EXERCISE – Return all lines with the word "notifications" in them.

Collected data:
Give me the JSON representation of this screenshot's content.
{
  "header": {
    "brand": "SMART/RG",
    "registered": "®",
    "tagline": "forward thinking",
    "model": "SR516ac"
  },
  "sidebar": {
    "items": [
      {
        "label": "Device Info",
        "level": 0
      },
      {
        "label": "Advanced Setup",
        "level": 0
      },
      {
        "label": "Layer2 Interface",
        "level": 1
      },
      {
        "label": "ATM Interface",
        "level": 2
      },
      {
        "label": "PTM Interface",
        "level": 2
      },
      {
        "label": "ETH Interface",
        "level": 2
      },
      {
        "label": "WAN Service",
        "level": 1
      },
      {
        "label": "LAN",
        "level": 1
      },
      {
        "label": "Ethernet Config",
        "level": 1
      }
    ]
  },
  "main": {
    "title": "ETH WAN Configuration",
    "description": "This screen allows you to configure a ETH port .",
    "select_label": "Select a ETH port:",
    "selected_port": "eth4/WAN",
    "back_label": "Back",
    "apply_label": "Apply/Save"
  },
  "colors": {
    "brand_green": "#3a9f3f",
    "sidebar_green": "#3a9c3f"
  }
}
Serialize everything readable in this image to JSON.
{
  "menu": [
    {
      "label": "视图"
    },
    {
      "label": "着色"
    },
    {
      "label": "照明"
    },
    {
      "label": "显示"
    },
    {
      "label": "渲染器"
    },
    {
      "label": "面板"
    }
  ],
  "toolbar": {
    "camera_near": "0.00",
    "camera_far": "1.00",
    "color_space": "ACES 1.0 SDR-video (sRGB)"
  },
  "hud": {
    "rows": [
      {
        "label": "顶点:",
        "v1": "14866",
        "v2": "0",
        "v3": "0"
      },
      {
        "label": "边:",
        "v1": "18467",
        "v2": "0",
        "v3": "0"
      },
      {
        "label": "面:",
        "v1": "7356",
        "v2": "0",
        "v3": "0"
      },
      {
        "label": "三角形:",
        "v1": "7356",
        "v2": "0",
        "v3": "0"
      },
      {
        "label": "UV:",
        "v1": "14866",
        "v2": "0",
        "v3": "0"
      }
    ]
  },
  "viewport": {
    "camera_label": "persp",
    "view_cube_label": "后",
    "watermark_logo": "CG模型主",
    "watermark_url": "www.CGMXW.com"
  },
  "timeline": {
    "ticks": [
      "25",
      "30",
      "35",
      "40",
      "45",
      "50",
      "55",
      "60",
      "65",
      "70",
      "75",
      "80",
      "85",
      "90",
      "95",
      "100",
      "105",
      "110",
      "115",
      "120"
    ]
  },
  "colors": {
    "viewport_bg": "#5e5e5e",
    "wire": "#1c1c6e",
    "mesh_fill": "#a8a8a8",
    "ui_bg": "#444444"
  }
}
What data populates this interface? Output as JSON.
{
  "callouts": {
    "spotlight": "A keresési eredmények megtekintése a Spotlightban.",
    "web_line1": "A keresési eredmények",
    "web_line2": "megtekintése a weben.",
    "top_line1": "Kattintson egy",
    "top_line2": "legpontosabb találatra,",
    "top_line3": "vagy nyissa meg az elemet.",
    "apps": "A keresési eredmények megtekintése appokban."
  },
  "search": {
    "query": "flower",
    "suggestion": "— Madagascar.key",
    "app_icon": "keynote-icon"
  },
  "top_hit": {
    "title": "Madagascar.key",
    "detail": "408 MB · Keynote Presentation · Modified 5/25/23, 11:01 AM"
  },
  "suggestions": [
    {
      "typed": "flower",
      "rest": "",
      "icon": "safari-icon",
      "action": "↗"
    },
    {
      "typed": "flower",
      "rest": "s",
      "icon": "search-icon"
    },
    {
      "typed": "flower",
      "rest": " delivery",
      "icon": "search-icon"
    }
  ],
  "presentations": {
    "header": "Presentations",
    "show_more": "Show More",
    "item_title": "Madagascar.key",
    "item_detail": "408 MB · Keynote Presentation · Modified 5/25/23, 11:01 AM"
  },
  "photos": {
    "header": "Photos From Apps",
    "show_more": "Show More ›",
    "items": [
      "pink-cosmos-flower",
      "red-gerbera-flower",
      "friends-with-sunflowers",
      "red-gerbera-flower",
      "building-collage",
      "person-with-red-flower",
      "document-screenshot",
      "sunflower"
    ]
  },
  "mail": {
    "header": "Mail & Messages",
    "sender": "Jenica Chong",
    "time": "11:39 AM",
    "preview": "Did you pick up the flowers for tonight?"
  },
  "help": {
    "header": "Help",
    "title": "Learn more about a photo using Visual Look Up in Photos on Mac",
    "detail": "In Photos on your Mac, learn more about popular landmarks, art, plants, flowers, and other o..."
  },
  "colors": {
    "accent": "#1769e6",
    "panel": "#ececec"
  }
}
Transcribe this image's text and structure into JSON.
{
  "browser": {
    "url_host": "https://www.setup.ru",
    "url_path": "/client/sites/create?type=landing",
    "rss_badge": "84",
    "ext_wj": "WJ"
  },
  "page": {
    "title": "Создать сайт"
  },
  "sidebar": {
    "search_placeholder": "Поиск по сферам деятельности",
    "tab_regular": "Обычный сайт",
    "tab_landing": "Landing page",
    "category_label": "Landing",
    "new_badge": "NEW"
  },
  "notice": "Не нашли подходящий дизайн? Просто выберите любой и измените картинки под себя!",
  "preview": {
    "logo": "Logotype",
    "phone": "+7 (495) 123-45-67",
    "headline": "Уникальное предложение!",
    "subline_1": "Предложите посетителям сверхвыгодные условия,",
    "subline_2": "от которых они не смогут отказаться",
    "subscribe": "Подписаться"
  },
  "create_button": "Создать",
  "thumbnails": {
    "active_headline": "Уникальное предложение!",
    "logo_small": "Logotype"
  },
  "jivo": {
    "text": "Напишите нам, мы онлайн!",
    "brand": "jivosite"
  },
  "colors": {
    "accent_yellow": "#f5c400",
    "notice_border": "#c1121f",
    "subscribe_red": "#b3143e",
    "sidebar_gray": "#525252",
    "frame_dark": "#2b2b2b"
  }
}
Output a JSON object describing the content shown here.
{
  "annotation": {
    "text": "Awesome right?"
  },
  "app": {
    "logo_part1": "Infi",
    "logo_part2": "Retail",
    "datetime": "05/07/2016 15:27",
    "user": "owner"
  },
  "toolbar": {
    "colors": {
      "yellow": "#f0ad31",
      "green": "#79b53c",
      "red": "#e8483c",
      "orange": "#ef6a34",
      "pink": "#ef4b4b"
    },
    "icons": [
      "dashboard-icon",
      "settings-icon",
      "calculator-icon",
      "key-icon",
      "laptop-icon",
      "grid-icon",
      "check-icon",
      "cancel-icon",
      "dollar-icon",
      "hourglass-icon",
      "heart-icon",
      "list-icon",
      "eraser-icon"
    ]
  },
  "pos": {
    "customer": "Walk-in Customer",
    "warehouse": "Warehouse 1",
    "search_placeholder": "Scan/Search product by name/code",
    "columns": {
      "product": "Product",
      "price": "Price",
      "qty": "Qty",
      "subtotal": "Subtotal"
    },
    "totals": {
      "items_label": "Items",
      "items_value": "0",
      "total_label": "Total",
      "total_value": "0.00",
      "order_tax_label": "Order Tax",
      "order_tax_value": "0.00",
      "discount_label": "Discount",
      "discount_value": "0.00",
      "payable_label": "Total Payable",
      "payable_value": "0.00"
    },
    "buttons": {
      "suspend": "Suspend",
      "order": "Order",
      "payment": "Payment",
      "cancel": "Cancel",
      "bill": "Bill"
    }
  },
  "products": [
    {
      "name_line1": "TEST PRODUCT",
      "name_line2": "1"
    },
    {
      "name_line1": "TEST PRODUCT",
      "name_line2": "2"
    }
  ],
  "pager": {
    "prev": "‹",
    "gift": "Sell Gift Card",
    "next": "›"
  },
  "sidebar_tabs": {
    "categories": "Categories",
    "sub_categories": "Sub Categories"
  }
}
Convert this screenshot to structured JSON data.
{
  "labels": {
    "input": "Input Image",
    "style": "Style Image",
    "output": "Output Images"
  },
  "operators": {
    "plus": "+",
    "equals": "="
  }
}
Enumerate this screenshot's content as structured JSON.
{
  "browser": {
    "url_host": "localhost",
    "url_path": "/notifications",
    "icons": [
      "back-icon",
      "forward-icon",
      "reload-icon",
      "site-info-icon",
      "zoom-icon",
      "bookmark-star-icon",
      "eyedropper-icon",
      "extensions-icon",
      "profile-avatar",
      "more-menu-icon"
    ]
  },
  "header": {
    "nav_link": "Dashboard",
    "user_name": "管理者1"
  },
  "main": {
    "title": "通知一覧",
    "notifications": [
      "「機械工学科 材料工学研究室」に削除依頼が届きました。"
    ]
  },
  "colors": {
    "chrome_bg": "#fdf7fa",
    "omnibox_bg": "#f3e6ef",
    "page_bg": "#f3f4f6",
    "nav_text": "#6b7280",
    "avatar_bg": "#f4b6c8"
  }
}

ANSWER FOR THE TASK –
    "url_path": "/notifications",
    "notifications": [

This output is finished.